Start TEXT BLOCK

Skip to content
New issue

Have a question about this project? Sign up for a free GitHub account to open an issue and contact its maintainers and the community.

By clicking “Sign up for GitHub”, you agree to our terms of service and privacy statement. We’ll occasionally send you account related emails.

Already on GitHub? Sign in to your account

OSError: could not get source code #191

Open
jmrichardson opened this issue Sep 9, 2019 · 9 comments
Open

OSError: could not get source code #191

jmrichardson opened this issue Sep 9, 2019 · 9 comments

Comments

@jmrichardson
Copy link

Hello,

I am getting the following error when trying to follow along this article:

https://towardsdatascience.com/hyperparameter-hunter-feature-engineering-958966818b6e

exp_1 = CVExperiment(AdaBoostRegressor, feature_engineer=[euclidean_norm])
<18:12:03> Uncaught exception!   OSError: could not get source code
Traceback (most recent call last):
  File "D:\Anaconda3\envs\autoquant\lib\code.py", line 91, in runcode
    exec(code, self.locals)
  File "<input>", line 1, in <module>
  File "D:\Anaconda3\envs\autoquant\lib\site-packages\hyperparameter_hunter\experiment_core.py", line 165, in __call__
    return super().__call__(*args, **kwargs)

End TEXT BLOCK

§ OBJECTIVE
Name each file that the traceback in the GitHub issue above points to, along with the line number and function given for it.

Start RECORDS SHOWN

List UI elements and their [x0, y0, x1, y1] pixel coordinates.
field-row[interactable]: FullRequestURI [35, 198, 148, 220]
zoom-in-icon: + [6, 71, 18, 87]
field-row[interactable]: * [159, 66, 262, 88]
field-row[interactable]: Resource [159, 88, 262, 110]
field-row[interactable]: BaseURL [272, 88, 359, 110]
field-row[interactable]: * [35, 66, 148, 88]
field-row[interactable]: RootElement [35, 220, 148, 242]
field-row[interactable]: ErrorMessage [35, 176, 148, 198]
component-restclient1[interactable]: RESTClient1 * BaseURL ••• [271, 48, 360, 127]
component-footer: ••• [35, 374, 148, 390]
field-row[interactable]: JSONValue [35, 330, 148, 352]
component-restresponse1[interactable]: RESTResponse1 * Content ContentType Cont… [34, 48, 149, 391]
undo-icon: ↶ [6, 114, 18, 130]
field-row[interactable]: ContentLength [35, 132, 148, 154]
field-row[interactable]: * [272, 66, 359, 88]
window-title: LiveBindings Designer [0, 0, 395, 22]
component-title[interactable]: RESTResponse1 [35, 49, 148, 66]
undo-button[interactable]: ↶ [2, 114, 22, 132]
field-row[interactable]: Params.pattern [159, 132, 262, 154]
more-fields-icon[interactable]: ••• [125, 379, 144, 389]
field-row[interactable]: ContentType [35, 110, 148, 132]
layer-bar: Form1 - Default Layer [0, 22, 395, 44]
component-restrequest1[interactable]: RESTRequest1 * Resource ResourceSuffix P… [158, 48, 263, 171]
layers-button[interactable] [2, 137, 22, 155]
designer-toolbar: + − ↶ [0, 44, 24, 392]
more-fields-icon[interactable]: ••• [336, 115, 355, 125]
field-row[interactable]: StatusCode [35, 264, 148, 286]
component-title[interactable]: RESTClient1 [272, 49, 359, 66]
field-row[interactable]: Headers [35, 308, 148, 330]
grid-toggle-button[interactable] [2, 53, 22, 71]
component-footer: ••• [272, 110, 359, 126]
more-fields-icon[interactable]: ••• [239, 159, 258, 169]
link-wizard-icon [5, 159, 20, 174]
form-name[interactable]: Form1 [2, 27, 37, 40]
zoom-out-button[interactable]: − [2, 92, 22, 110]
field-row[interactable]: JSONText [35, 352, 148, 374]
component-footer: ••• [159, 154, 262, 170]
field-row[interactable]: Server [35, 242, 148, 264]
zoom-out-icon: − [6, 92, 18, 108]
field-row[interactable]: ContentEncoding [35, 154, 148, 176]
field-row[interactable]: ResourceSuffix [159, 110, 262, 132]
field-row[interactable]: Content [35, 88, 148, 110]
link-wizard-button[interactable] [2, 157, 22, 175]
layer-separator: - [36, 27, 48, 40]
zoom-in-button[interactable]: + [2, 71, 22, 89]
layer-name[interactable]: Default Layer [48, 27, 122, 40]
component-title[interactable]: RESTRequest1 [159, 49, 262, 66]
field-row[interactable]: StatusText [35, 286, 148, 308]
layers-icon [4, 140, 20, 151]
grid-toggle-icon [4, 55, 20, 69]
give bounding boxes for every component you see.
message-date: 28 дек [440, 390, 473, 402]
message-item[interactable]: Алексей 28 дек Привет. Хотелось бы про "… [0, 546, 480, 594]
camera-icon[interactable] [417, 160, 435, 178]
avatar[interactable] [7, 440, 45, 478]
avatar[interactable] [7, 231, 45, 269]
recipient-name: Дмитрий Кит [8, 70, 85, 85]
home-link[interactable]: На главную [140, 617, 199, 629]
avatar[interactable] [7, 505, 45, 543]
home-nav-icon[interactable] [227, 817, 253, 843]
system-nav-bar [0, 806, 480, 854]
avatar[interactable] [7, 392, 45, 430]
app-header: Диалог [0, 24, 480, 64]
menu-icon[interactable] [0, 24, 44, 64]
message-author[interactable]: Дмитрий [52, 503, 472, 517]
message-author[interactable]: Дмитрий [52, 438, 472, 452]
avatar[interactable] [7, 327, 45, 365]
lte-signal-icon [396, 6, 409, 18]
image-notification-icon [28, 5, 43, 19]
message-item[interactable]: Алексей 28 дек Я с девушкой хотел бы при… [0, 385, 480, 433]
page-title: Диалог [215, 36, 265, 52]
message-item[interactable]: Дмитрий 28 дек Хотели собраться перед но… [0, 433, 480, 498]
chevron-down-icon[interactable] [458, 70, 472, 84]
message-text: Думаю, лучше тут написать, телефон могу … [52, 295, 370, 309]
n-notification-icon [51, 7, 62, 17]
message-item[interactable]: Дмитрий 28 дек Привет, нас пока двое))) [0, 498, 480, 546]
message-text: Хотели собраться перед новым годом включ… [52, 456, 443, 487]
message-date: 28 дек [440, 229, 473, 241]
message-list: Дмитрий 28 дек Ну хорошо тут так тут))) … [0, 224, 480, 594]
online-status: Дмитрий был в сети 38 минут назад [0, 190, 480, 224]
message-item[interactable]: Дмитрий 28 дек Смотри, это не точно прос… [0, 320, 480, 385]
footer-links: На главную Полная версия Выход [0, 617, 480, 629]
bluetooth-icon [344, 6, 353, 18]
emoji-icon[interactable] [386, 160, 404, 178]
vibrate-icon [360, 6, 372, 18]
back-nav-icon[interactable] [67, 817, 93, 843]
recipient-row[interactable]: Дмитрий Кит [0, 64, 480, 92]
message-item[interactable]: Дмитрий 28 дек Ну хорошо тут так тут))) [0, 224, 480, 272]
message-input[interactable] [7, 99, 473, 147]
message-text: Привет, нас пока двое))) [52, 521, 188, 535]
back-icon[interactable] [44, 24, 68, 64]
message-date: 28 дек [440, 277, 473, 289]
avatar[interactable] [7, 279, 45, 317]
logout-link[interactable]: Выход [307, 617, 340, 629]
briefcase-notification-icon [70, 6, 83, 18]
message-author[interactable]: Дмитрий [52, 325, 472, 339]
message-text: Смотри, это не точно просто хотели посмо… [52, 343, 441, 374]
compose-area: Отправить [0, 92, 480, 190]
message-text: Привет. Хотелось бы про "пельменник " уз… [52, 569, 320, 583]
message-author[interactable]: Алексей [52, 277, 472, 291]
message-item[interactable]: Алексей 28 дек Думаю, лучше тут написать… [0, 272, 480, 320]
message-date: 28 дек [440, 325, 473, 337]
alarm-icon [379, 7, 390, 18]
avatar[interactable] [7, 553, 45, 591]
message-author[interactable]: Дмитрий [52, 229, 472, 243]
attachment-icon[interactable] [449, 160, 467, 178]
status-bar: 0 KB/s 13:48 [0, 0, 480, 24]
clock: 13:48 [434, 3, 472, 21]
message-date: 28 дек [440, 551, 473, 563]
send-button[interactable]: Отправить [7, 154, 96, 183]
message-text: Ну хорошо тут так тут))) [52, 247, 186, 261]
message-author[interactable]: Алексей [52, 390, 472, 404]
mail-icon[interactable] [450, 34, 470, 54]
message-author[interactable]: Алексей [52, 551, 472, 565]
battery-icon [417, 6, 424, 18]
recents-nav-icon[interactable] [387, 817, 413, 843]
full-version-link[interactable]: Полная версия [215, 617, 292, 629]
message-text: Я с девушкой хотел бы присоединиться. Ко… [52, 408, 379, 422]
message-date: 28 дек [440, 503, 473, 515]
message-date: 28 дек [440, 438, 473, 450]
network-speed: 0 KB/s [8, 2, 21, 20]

End RECORDS SHOWN

§ TASK SOLUTION
- D:\Anaconda3\envs\autoquant\lib\code.py: line 91, in runcode
- <input>: line 1, in <module>
- D:\Anaconda3\envs\autoquant\lib\site-packages\hyperparameter_hunter\experiment_core.py: line 165, in __call__